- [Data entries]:

----

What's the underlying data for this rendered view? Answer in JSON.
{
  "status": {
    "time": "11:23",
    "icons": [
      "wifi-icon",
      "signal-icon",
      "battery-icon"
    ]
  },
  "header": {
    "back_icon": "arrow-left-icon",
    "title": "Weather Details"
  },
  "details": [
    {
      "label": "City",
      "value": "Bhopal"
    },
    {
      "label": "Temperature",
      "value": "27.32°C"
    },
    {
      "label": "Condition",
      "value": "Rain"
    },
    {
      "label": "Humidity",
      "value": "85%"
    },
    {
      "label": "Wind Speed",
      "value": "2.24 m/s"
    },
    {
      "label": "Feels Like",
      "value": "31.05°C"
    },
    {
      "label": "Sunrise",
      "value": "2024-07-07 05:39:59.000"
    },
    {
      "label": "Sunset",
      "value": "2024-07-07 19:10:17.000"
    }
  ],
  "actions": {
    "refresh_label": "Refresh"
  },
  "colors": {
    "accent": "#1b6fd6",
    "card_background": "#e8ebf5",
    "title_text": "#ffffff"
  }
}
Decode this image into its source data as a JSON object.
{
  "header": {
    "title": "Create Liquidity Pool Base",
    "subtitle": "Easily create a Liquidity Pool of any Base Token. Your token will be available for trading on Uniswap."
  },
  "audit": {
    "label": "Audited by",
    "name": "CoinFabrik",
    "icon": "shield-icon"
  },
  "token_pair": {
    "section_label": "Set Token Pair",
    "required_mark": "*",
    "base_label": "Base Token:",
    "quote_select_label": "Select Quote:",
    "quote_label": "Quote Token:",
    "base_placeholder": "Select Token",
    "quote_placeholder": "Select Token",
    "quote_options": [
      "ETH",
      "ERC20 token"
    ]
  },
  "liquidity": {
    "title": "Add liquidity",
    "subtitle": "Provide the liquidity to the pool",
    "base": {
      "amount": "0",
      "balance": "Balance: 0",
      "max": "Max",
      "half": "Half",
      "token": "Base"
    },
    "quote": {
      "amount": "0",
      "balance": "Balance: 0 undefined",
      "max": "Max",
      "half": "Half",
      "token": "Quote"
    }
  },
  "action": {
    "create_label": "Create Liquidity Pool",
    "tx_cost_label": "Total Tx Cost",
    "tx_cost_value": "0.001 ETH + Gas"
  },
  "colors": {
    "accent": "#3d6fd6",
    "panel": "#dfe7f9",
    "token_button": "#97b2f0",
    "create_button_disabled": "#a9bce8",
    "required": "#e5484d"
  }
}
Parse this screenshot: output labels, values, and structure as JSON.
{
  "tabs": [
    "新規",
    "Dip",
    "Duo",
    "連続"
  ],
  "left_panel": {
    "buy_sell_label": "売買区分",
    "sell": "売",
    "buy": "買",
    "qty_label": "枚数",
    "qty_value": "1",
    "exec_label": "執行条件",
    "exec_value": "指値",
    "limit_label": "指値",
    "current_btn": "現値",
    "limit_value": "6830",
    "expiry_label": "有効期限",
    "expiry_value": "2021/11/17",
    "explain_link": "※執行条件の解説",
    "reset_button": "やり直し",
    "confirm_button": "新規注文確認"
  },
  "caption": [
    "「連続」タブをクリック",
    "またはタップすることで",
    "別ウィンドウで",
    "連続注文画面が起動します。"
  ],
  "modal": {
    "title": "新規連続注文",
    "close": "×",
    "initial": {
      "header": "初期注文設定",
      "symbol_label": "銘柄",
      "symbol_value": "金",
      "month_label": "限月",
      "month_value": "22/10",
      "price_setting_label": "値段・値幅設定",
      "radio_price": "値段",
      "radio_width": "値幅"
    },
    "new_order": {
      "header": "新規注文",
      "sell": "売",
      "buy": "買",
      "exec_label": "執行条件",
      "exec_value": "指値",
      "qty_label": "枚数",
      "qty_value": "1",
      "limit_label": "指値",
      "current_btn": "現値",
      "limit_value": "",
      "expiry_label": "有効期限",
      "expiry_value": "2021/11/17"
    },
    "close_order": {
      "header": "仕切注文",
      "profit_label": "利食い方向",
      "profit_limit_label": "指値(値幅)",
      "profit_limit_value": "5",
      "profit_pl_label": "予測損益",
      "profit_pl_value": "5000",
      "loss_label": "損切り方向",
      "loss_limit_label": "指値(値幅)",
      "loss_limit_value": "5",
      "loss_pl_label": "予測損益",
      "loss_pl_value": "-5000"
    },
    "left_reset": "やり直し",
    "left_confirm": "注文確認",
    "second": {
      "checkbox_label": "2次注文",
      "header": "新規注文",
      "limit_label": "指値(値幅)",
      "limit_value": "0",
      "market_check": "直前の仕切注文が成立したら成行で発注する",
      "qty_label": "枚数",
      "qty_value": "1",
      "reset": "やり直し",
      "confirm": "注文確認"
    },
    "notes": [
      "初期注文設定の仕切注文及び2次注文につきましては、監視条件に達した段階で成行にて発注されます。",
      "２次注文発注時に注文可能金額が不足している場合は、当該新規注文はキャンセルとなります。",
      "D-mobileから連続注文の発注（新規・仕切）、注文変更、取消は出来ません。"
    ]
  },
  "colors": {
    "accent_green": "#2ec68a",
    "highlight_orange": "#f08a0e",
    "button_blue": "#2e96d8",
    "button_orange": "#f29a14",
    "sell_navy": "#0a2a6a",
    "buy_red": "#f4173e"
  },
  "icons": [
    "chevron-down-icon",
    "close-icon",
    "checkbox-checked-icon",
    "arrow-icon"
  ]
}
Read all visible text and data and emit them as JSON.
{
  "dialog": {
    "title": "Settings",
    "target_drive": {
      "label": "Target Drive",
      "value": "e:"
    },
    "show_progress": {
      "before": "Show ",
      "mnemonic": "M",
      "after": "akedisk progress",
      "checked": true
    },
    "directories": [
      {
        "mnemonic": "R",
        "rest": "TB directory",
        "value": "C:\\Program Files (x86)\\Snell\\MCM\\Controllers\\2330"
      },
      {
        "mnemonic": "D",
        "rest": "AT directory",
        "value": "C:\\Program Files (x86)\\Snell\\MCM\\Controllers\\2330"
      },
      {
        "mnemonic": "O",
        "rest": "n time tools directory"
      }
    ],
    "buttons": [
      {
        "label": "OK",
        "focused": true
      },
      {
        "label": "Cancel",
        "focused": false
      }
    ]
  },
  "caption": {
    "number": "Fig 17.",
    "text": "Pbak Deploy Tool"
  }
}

----

- [EXERCISE]:
Return every record above exactly as it appears.

- [THE ANSWER]:
What's the underlying data for this rendered view? Answer in JSON.
{
  "status": {
    "time": "11:23",
    "icons": [
      "wifi-icon",
      "signal-icon",
      "battery-icon"
    ]
  },
  "header": {
    "back_icon": "arrow-left-icon",
    "title": "Weather Details"
  },
  "details": [
    {
      "label": "City",
      "value": "Bhopal"
    },
    {
      "label": "Temperature",
      "value": "27.32°C"
    },
    {
      "label": "Condition",
      "value": "Rain"
    },
    {
      "label": "Humidity",
      "value": "85%"
    },
    {
      "label": "Wind Speed",
      "value": "2.24 m/s"
    },
    {
      "label": "Feels Like",
      "value": "31.05°C"
    },
    {
      "label": "Sunrise",
      "value": "2024-07-07 05:39:59.000"
    },
    {
      "label": "Sunset",
      "value": "2024-07-07 19:10:17.000"
    }
  ],
  "actions": {
    "refresh_label": "Refresh"
  },
  "colors": {
    "accent": "#1b6fd6",
    "card_background": "#e8ebf5",
    "title_text": "#ffffff"
  }
}
Decode this image into its source data as a JSON object.
{
  "header": {
    "title": "Create Liquidity Pool Base",
    "subtitle": "Easily create a Liquidity Pool of any Base Token. Your token will be available for trading on Uniswap."
  },
  "audit": {
    "label": "Audited by",
    "name": "CoinFabrik",
    "icon": "shield-icon"
  },
  "token_pair": {
    "section_label": "Set Token Pair",
    "required_mark": "*",
    "base_label": "Base Token:",
    "quote_select_label": "Select Quote:",
    "quote_label": "Quote Token:",
    "base_placeholder": "Select Token",
    "quote_placeholder": "Select Token",
    "quote_options": [
      "ETH",
      "ERC20 token"
    ]
  },
  "liquidity": {
    "title": "Add liquidity",
    "subtitle": "Provide the liquidity to the pool",
    "base": {
      "amount": "0",
      "balance": "Balance: 0",
      "max": "Max",
      "half": "Half",
      "token": "Base"
    },
    "quote": {
      "amount": "0",
      "balance": "Balance: 0 undefined",
      "max": "Max",
      "half": "Half",
      "token": "Quote"
    }
  },
  "action": {
    "create_label": "Create Liquidity Pool",
    "tx_cost_label": "Total Tx Cost",
    "tx_cost_value": "0.001 ETH + Gas"
  },
  "colors": {
    "accent": "#3d6fd6",
    "panel": "#dfe7f9",
    "token_button": "#97b2f0",
    "create_button_disabled": "#a9bce8",
    "required": "#e5484d"
  }
}
Parse this screenshot: output labels, values, and structure as JSON.
{
  "tabs": [
    "新規",
    "Dip",
    "Duo",
    "連続"
  ],
  "left_panel": {
    "buy_sell_label": "売買区分",
    "sell": "売",
    "buy": "買",
    "qty_label": "枚数",
    "qty_value": "1",
    "exec_label": "執行条件",
    "exec_value": "指値",
    "limit_label": "指値",
    "current_btn": "現値",
    "limit_value": "6830",
    "expiry_label": "有効期限",
    "expiry_value": "2021/11/17",
    "explain_link": "※執行条件の解説",
    "reset_button": "やり直し",
    "confirm_button": "新規注文確認"
  },
  "caption": [
    "「連続」タブをクリック",
    "またはタップすることで",
    "別ウィンドウで",
    "連続注文画面が起動します。"
  ],
  "modal": {
    "title": "新規連続注文",
    "close": "×",
    "initial": {
      "header": "初期注文設定",
      "symbol_label": "銘柄",
      "symbol_value": "金",
      "month_label": "限月",
      "month_value": "22/10",
      "price_setting_label": "値段・値幅設定",
      "radio_price": "値段",
      "radio_width": "値幅"
    },
    "new_order": {
      "header": "新規注文",
      "sell": "売",
      "buy": "買",
      "exec_label": "執行条件",
      "exec_value": "指値",
      "qty_label": "枚数",
      "qty_value": "1",
      "limit_label": "指値",
      "current_btn": "現値",
      "limit_value": "",
      "expiry_label": "有効期限",
      "expiry_value": "2021/11/17"
    },
    "close_order": {
      "header": "仕切注文",
      "profit_label": "利食い方向",
      "profit_limit_label": "指値(値幅)",
      "profit_limit_value": "5",
      "profit_pl_label": "予測損益",
      "profit_pl_value": "5000",
      "loss_label": "損切り方向",
      "loss_limit_label": "指値(値幅)",
      "loss_limit_value": "5",
      "loss_pl_label": "予測損益",
      "loss_pl_value": "-5000"
    },
    "left_reset": "やり直し",
    "left_confirm": "注文確認",
    "second": {
      "checkbox_label": "2次注文",
      "header": "新規注文",
      "limit_label": "指値(値幅)",
      "limit_value": "0",
      "market_check": "直前の仕切注文が成立したら成行で発注する",
      "qty_label": "枚数",
      "qty_value": "1",
      "reset": "やり直し",
      "confirm": "注文確認"
    },
    "notes": [
      "初期注文設定の仕切注文及び2次注文につきましては、監視条件に達した段階で成行にて発注されます。",
      "２次注文発注時に注文可能金額が不足している場合は、当該新規注文はキャンセルとなります。",
      "D-mobileから連続注文の発注（新規・仕切）、注文変更、取消は出来ません。"
    ]
  },
  "colors": {
    "accent_green": "#2ec68a",
    "highlight_orange": "#f08a0e",
    "button_blue": "#2e96d8",
    "button_orange": "#f29a14",
    "sell_navy": "#0a2a6a",
    "buy_red": "#f4173e"
  },
  "icons": [
    "chevron-down-icon",
    "close-icon",
    "checkbox-checked-icon",
    "arrow-icon"
  ]
}
Read all visible text and data and emit them as JSON.
{
  "dialog": {
    "title": "Settings",
    "target_drive": {
      "label": "Target Drive",
      "value": "e:"
    },
    "show_progress": {
      "before": "Show ",
      "mnemonic": "M",
      "after": "akedisk progress",
      "checked": true
    },
    "directories": [
      {
        "mnemonic": "R",
        "rest": "TB directory",
        "value": "C:\\Program Files (x86)\\Snell\\MCM\\Controllers\\2330"
      },
      {
        "mnemonic": "D",
        "rest": "AT directory",
        "value": "C:\\Program Files (x86)\\Snell\\MCM\\Controllers\\2330"
      },
      {
        "mnemonic": "O",
        "rest": "n time tools directory"
      }
    ],
    "buttons": [
      {
        "label": "OK",
        "focused": true
      },
      {
        "label": "Cancel",
        "focused": false
      }
    ]
  },
  "caption": {
    "number": "Fig 17.",
    "text": "Pbak Deploy Tool"
  }
}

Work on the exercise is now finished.